▸ Exercise prompt
Could every line of the data be printed exactly as it reads?

▸ Available data

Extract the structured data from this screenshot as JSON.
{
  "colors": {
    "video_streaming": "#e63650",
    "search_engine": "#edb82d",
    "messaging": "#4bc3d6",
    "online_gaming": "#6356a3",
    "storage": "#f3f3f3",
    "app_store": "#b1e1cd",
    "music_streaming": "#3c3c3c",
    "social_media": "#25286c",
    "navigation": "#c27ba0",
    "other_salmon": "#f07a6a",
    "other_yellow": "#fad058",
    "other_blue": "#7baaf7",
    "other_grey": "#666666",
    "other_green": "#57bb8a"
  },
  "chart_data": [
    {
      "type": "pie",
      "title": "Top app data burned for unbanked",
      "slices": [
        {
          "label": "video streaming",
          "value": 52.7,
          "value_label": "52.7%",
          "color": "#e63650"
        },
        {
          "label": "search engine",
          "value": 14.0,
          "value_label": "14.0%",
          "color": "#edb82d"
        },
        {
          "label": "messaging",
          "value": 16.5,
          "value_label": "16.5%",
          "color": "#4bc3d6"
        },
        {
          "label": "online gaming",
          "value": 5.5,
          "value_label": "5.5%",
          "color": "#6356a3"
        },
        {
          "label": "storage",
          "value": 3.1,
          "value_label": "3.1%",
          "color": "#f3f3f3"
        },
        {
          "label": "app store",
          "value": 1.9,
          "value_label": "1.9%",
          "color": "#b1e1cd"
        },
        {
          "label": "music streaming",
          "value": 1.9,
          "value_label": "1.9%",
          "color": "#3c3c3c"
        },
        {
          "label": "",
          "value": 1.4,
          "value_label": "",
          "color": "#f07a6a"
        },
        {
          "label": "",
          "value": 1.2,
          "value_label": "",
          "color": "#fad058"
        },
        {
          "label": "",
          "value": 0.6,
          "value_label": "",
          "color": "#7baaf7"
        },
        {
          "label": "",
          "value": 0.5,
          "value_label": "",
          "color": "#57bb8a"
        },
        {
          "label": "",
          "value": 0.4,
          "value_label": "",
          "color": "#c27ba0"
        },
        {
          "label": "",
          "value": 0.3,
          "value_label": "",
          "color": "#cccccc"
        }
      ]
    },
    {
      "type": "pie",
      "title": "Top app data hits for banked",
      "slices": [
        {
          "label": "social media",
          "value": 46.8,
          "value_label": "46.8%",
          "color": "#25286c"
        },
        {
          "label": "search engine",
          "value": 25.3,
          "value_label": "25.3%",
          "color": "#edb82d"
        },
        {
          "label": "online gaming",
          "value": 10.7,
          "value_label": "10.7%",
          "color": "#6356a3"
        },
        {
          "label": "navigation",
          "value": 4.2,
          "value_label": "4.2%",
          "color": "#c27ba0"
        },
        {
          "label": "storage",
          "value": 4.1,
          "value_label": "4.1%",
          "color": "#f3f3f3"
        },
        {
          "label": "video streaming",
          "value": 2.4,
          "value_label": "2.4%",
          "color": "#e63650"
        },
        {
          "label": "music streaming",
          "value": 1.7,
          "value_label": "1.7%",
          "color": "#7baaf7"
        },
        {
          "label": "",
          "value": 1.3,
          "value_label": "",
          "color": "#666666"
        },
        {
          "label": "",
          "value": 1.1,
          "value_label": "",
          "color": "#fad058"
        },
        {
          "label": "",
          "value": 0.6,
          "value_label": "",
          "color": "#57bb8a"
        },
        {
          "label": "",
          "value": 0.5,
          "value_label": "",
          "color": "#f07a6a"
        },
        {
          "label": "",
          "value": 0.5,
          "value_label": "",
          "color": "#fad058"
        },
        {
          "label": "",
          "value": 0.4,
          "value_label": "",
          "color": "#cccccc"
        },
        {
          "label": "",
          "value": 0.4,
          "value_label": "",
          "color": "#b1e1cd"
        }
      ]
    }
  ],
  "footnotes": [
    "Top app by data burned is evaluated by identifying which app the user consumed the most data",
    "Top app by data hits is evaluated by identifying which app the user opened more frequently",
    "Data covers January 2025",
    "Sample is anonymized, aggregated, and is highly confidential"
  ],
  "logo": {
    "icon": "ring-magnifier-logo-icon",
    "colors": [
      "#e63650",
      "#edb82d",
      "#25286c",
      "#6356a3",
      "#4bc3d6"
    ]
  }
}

▸ Answer for this exercise
Extract the structured data from this screenshot as JSON.
{
  "colors": {
    "video_streaming": "#e63650",
    "search_engine": "#edb82d",
    "messaging": "#4bc3d6",
    "online_gaming": "#6356a3",
    "storage": "#f3f3f3",
    "app_store": "#b1e1cd",
    "music_streaming": "#3c3c3c",
    "social_media": "#25286c",
    "navigation": "#c27ba0",
    "other_salmon": "#f07a6a",
    "other_yellow": "#fad058",
    "other_blue": "#7baaf7",
    "other_grey": "#666666",
    "other_green": "#57bb8a"
  },
  "chart_data": [
    {
      "type": "pie",
      "title": "Top app data burned for unbanked",
      "slices": [
        {
          "label": "video streaming",
          "value": 52.7,
          "value_label": "52.7%",
          "color": "#e63650"
        },
        {
          "label": "search engine",
          "value": 14.0,
          "value_label": "14.0%",
          "color": "#edb82d"
        },
        {
          "label": "messaging",
          "value": 16.5,
          "value_label": "16.5%",
          "color": "#4bc3d6"
        },
        {
          "label": "online gaming",
          "value": 5.5,
          "value_label": "5.5%",
          "color": "#6356a3"
        },
        {
          "label": "storage",
          "value": 3.1,
          "value_label": "3.1%",
          "color": "#f3f3f3"
        },
        {
          "label": "app store",
          "value": 1.9,
          "value_label": "1.9%",
          "color": "#b1e1cd"
        },
        {
          "label": "music streaming",
          "value": 1.9,
          "value_label": "1.9%",
          "color": "#3c3c3c"
        },
        {
          "label": "",
          "value": 1.4,
          "value_label": "",
          "color": "#f07a6a"
        },
        {
          "label": "",
          "value": 1.2,
          "value_label": "",
          "color": "#fad058"
        },
        {
          "label": "",
          "value": 0.6,
          "value_label": "",
          "color": "#7baaf7"
        },
        {
          "label": "",
          "value": 0.5,
          "value_label": "",
          "color": "#57bb8a"
        },
        {
          "label": "",
          "value": 0.4,
          "value_label": "",
          "color": "#c27ba0"
        },
        {
          "label": "",
          "value": 0.3,
          "value_label": "",
          "color": "#cccccc"
        }
      ]
    },
    {
      "type": "pie",
      "title": "Top app data hits for banked",
      "slices": [
        {
          "label": "social media",
          "value": 46.8,
          "value_label": "46.8%",
          "color": "#25286c"
        },
        {
          "label": "search engine",
          "value": 25.3,
          "value_label": "25.3%",
          "color": "#edb82d"
        },
        {
          "label": "online gaming",
          "value": 10.7,
          "value_label": "10.7%",
          "color": "#6356a3"
        },
        {
          "label": "navigation",
          "value": 4.2,
          "value_label": "4.2%",
          "color": "#c27ba0"
        },
        {
          "label": "storage",
          "value": 4.1,
          "value_label": "4.1%",
          "color": "#f3f3f3"
        },
        {
          "label": "video streaming",
          "value": 2.4,
          "value_label": "2.4%",
          "color": "#e63650"
        },
        {
          "label": "music streaming",
          "value": 1.7,
          "value_label": "1.7%",
          "color": "#7baaf7"
        },
        {
          "label": "",
          "value": 1.3,
          "value_label": "",
          "color": "#666666"
        },
        {
          "label": "",
          "value": 1.1,
          "value_label": "",
          "color": "#fad058"
        },
        {
          "label": "",
          "value": 0.6,
          "value_label": "",
          "color": "#57bb8a"
        },
        {
          "label": "",
          "value": 0.5,
          "value_label": "",
          "color": "#f07a6a"
        },
        {
          "label": "",
          "value": 0.5,
          "value_label": "",
          "color": "#fad058"
        },
        {
          "label": "",
          "value": 0.4,
          "value_label": "",
          "color": "#cccccc"
        },
        {
          "label": "",
          "value": 0.4,
          "value_label": "",
          "color": "#b1e1cd"
        }
      ]
    }
  ],
  "footnotes": [
    "Top app by data burned is evaluated by identifying which app the user consumed the most data",
    "Top app by data hits is evaluated by identifying which app the user opened more frequently",
    "Data covers January 2025",
    "Sample is anonymized, aggregated, and is highly confidential"
  ],
  "logo": {
    "icon": "ring-magnifier-logo-icon",
    "colors": [
      "#e63650",
      "#edb82d",
      "#25286c",
      "#6356a3",
      "#4bc3d6"
    ]
  }
}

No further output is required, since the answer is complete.